[[ Data for review open ]]
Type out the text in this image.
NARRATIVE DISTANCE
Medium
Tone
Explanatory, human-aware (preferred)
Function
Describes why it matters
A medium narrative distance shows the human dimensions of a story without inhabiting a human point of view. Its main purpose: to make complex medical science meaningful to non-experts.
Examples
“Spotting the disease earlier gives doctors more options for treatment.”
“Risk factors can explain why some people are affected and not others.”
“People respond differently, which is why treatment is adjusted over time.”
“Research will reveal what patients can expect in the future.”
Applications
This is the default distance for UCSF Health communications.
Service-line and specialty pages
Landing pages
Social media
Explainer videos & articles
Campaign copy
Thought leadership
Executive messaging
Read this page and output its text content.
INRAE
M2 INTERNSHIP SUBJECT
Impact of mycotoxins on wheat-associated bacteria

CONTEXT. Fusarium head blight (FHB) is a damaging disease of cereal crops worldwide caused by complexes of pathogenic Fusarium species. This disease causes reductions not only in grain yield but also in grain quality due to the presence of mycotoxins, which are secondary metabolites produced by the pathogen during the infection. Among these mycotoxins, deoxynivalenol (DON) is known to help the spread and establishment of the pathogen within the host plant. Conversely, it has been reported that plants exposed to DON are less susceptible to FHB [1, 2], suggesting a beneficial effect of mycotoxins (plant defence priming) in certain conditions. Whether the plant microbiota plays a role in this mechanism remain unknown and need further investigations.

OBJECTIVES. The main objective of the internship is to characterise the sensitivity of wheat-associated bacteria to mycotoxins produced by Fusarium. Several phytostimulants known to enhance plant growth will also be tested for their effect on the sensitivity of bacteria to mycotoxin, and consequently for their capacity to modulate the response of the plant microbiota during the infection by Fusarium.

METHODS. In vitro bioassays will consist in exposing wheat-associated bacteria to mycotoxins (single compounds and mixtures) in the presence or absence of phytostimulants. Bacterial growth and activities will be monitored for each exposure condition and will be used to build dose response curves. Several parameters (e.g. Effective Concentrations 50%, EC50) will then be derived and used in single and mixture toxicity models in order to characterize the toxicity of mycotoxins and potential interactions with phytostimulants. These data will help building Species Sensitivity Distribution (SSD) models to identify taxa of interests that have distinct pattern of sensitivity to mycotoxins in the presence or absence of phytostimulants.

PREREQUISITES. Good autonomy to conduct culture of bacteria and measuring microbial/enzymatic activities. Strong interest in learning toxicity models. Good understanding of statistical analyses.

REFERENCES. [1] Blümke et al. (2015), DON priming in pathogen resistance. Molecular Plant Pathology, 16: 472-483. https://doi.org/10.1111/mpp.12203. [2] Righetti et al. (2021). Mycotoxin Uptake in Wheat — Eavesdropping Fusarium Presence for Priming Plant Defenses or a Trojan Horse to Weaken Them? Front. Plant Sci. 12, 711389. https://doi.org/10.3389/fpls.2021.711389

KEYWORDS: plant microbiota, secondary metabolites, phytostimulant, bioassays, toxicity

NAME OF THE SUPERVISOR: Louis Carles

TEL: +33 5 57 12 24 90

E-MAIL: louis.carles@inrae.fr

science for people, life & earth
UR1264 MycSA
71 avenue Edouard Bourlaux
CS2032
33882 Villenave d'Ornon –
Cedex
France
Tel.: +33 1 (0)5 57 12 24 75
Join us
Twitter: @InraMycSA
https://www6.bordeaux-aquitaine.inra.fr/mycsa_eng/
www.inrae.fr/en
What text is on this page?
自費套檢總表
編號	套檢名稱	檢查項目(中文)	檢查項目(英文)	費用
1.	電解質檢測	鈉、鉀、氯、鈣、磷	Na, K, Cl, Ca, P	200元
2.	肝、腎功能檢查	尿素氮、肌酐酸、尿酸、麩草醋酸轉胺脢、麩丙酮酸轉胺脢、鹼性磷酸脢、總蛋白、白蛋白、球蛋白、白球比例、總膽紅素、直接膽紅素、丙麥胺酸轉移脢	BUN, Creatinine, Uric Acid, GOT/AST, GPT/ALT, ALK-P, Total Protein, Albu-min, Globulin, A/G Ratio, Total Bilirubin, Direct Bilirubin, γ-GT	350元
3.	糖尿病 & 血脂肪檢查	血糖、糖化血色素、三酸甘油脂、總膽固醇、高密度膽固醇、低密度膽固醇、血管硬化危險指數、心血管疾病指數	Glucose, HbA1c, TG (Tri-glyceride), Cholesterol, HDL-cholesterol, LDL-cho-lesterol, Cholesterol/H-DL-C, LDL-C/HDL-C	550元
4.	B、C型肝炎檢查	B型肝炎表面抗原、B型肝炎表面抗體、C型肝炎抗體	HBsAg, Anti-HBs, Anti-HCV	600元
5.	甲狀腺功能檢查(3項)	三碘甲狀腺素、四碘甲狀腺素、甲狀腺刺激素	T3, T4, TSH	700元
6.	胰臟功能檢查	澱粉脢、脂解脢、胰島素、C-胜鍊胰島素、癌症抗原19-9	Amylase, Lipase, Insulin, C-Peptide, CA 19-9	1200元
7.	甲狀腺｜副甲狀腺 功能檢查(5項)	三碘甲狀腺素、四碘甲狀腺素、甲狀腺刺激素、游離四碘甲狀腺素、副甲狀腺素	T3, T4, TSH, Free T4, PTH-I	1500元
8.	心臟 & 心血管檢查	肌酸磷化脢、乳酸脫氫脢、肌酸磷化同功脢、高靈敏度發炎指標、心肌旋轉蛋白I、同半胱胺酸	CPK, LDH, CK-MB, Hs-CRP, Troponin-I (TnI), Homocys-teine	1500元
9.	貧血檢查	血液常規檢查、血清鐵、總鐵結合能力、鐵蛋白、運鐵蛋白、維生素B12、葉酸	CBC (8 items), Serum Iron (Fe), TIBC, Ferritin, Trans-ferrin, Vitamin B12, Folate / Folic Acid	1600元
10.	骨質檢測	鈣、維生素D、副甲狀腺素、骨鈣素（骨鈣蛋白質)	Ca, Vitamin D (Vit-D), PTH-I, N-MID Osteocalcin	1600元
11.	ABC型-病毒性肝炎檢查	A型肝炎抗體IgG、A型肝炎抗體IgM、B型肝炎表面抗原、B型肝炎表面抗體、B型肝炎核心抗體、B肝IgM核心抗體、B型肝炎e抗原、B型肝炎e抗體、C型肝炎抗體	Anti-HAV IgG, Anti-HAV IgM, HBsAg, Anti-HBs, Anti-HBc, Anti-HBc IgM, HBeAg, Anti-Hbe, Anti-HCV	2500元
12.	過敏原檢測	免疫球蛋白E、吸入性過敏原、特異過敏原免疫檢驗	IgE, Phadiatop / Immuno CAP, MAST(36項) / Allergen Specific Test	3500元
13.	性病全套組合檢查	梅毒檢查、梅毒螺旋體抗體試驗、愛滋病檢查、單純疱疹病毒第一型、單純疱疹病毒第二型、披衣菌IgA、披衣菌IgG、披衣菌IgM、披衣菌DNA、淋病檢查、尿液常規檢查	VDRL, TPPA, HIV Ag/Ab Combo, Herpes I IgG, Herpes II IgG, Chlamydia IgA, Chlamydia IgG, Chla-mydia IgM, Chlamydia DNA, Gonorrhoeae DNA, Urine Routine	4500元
[[ Data for review closed ]]
Problem statement — Each line of the data that holds "HBsAg" should be copied.

Finished exercise —
4.	B、C型肝炎檢查	B型肝炎表面抗原、B型肝炎表面抗體、C型肝炎抗體	HBsAg, Anti-HBs, Anti-HCV	600元
11.	ABC型-病毒性肝炎檢查	A型肝炎抗體IgG、A型肝炎抗體IgM、B型肝炎表面抗原、B型肝炎表面抗體、B型肝炎核心抗體、B肝IgM核心抗體、B型肝炎e抗原、B型肝炎e抗體、C型肝炎抗體	Anti-HAV IgG, Anti-HAV IgM, HBsAg, Anti-HBs, Anti-HBc, Anti-HBc IgM, HBeAg, Anti-Hbe, Anti-HCV	2500元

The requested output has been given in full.